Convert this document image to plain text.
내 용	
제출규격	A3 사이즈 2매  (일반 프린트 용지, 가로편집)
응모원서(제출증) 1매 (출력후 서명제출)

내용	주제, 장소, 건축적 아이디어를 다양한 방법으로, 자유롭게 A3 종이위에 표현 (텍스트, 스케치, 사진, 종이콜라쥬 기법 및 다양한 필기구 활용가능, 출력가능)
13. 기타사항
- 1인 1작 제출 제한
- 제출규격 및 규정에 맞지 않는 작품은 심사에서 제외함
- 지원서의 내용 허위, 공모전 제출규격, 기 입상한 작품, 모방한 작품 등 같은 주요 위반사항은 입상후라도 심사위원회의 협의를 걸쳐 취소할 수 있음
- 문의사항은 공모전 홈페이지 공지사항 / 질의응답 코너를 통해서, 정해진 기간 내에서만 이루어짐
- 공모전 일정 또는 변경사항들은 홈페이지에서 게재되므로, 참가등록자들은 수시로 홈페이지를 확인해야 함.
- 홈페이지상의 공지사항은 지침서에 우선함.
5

• • • •

- **CHALLENGE**
Output all of the data above without any alteration.

- **OUTPUT OF THE EXERCISE**
Convert this document image to plain text.
내 용	
제출규격	A3 사이즈 2매  (일반 프린트 용지, 가로편집)
응모원서(제출증) 1매 (출력후 서명제출)

내용	주제, 장소, 건축적 아이디어를 다양한 방법으로, 자유롭게 A3 종이위에 표현 (텍스트, 스케치, 사진, 종이콜라쥬 기법 및 다양한 필기구 활용가능, 출력가능)
13. 기타사항
- 1인 1작 제출 제한
- 제출규격 및 규정에 맞지 않는 작품은 심사에서 제외함
- 지원서의 내용 허위, 공모전 제출규격, 기 입상한 작품, 모방한 작품 등 같은 주요 위반사항은 입상후라도 심사위원회의 협의를 걸쳐 취소할 수 있음
- 문의사항은 공모전 홈페이지 공지사항 / 질의응답 코너를 통해서, 정해진 기간 내에서만 이루어짐
- 공모전 일정 또는 변경사항들은 홈페이지에서 게재되므로, 참가등록자들은 수시로 홈페이지를 확인해야 함.
- 홈페이지상의 공지사항은 지침서에 우선함.
5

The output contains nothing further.